Exercise aim: Restate the entire listing word for word.

>> start

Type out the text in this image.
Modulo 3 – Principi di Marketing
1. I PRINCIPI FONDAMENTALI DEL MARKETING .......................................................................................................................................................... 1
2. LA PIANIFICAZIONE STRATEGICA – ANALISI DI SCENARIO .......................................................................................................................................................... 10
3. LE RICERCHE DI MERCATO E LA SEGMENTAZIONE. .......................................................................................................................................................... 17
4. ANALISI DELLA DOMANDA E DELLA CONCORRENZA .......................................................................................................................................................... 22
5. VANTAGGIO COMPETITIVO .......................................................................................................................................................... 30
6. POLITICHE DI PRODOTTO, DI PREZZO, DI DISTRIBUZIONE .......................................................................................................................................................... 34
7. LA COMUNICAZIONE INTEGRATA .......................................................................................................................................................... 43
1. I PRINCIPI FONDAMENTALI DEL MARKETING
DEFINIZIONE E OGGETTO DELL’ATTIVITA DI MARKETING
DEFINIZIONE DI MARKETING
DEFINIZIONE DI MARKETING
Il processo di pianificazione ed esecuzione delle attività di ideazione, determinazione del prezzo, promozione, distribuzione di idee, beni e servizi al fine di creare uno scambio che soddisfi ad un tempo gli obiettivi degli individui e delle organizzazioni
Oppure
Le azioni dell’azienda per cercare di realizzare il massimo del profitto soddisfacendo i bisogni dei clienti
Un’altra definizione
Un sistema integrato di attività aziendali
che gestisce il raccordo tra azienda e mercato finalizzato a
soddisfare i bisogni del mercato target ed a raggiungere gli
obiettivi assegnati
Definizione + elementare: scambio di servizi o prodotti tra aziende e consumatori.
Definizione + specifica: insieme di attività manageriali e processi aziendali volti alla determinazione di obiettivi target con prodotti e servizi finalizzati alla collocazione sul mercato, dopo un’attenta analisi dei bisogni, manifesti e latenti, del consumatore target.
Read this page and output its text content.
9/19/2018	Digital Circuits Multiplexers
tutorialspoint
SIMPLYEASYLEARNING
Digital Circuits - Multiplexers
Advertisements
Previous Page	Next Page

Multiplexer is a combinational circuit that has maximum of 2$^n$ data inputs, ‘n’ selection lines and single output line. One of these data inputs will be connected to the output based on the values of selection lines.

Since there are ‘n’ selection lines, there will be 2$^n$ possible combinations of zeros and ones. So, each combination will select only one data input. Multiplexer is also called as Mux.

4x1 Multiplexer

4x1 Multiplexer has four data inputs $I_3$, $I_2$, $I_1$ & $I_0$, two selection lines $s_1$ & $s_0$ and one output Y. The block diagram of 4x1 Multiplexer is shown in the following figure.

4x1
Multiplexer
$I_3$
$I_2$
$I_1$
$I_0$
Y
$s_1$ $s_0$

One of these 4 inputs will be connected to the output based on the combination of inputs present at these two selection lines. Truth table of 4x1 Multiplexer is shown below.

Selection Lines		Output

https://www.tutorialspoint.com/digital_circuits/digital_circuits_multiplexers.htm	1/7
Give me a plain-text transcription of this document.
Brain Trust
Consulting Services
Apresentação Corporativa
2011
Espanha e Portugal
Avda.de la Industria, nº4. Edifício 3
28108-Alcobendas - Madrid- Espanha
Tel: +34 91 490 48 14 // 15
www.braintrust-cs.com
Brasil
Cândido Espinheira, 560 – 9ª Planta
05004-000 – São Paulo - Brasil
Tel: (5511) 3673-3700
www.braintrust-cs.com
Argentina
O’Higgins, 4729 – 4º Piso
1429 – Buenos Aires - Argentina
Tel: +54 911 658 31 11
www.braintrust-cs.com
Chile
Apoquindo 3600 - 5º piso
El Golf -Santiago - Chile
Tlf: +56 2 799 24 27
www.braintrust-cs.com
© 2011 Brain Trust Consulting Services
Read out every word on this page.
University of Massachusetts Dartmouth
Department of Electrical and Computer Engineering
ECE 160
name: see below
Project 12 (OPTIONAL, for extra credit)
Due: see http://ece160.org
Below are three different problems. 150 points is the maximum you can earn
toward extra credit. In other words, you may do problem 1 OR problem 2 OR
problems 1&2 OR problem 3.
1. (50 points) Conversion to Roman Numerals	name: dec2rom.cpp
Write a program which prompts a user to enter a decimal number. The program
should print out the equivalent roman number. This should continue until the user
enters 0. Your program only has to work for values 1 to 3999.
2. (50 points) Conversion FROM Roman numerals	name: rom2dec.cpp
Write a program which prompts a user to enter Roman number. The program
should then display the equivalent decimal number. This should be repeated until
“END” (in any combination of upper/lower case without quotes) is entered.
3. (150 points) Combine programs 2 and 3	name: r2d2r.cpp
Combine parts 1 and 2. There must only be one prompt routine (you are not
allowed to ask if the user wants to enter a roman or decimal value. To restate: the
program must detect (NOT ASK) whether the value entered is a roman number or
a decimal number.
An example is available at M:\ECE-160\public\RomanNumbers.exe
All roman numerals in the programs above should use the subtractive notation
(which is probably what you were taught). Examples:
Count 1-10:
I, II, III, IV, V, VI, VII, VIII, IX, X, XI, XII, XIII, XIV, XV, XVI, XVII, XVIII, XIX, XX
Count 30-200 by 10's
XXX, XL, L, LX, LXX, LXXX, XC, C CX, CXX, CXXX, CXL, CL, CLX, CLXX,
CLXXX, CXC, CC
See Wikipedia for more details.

>> end

Output:
Type out the text in this image.
Modulo 3 – Principi di Marketing
1. I PRINCIPI FONDAMENTALI DEL MARKETING .......................................................................................................................................................... 1
2. LA PIANIFICAZIONE STRATEGICA – ANALISI DI SCENARIO .......................................................................................................................................................... 10
3. LE RICERCHE DI MERCATO E LA SEGMENTAZIONE. .......................................................................................................................................................... 17
4. ANALISI DELLA DOMANDA E DELLA CONCORRENZA .......................................................................................................................................................... 22
5. VANTAGGIO COMPETITIVO .......................................................................................................................................................... 30
6. POLITICHE DI PRODOTTO, DI PREZZO, DI DISTRIBUZIONE .......................................................................................................................................................... 34
7. LA COMUNICAZIONE INTEGRATA .......................................................................................................................................................... 43
1. I PRINCIPI FONDAMENTALI DEL MARKETING
DEFINIZIONE E OGGETTO DELL’ATTIVITA DI MARKETING
DEFINIZIONE DI MARKETING
DEFINIZIONE DI MARKETING
Il processo di pianificazione ed esecuzione delle attività di ideazione, determinazione del prezzo, promozione, distribuzione di idee, beni e servizi al fine di creare uno scambio che soddisfi ad un tempo gli obiettivi degli individui e delle organizzazioni
Oppure
Le azioni dell’azienda per cercare di realizzare il massimo del profitto soddisfacendo i bisogni dei clienti
Un’altra definizione
Un sistema integrato di attività aziendali
che gestisce il raccordo tra azienda e mercato finalizzato a
soddisfare i bisogni del mercato target ed a raggiungere gli
obiettivi assegnati
Definizione + elementare: scambio di servizi o prodotti tra aziende e consumatori.
Definizione + specifica: insieme di attività manageriali e processi aziendali volti alla determinazione di obiettivi target con prodotti e servizi finalizzati alla collocazione sul mercato, dopo un’attenta analisi dei bisogni, manifesti e latenti, del consumatore target.
Read this page and output its text content.
9/19/2018	Digital Circuits Multiplexers
tutorialspoint
SIMPLYEASYLEARNING
Digital Circuits - Multiplexers
Advertisements
Previous Page	Next Page

Multiplexer is a combinational circuit that has maximum of 2$^n$ data inputs, ‘n’ selection lines and single output line. One of these data inputs will be connected to the output based on the values of selection lines.

Since there are ‘n’ selection lines, there will be 2$^n$ possible combinations of zeros and ones. So, each combination will select only one data input. Multiplexer is also called as Mux.

4x1 Multiplexer

4x1 Multiplexer has four data inputs $I_3$, $I_2$, $I_1$ & $I_0$, two selection lines $s_1$ & $s_0$ and one output Y. The block diagram of 4x1 Multiplexer is shown in the following figure.

4x1
Multiplexer
$I_3$
$I_2$
$I_1$
$I_0$
Y
$s_1$ $s_0$

One of these 4 inputs will be connected to the output based on the combination of inputs present at these two selection lines. Truth table of 4x1 Multiplexer is shown below.

Selection Lines		Output

https://www.tutorialspoint.com/digital_circuits/digital_circuits_multiplexers.htm	1/7
Give me a plain-text transcription of this document.
Brain Trust
Consulting Services
Apresentação Corporativa
2011
Espanha e Portugal
Avda.de la Industria, nº4. Edifício 3
28108-Alcobendas - Madrid- Espanha
Tel: +34 91 490 48 14 // 15
www.braintrust-cs.com
Brasil
Cândido Espinheira, 560 – 9ª Planta
05004-000 – São Paulo - Brasil
Tel: (5511) 3673-3700
www.braintrust-cs.com
Argentina
O’Higgins, 4729 – 4º Piso
1429 – Buenos Aires - Argentina
Tel: +54 911 658 31 11
www.braintrust-cs.com
Chile
Apoquindo 3600 - 5º piso
El Golf -Santiago - Chile
Tlf: +56 2 799 24 27
www.braintrust-cs.com
© 2011 Brain Trust Consulting Services
Read out every word on this page.
University of Massachusetts Dartmouth
Department of Electrical and Computer Engineering
ECE 160
name: see below
Project 12 (OPTIONAL, for extra credit)
Due: see http://ece160.org
Below are three different problems. 150 points is the maximum you can earn
toward extra credit. In other words, you may do problem 1 OR problem 2 OR
problems 1&2 OR problem 3.
1. (50 points) Conversion to Roman Numerals	name: dec2rom.cpp
Write a program which prompts a user to enter a decimal number. The program
should print out the equivalent roman number. This should continue until the user
enters 0. Your program only has to work for values 1 to 3999.
2. (50 points) Conversion FROM Roman numerals	name: rom2dec.cpp
Write a program which prompts a user to enter Roman number. The program
should then display the equivalent decimal number. This should be repeated until
“END” (in any combination of upper/lower case without quotes) is entered.
3. (150 points) Combine programs 2 and 3	name: r2d2r.cpp
Combine parts 1 and 2. There must only be one prompt routine (you are not
allowed to ask if the user wants to enter a roman or decimal value. To restate: the
program must detect (NOT ASK) whether the value entered is a roman number or
a decimal number.
An example is available at M:\ECE-160\public\RomanNumbers.exe
All roman numerals in the programs above should use the subtractive notation
(which is probably what you were taught). Examples:
Count 1-10:
I, II, III, IV, V, VI, VII, VIII, IX, X, XI, XII, XIII, XIV, XV, XVI, XVII, XVIII, XIX, XX
Count 30-200 by 10's
XXX, XL, L, LX, LXX, LXXX, XC, C CX, CXX, CXXX, CXL, CL, CLX, CLXX,
CLXXX, CXC, CC
See Wikipedia for more details.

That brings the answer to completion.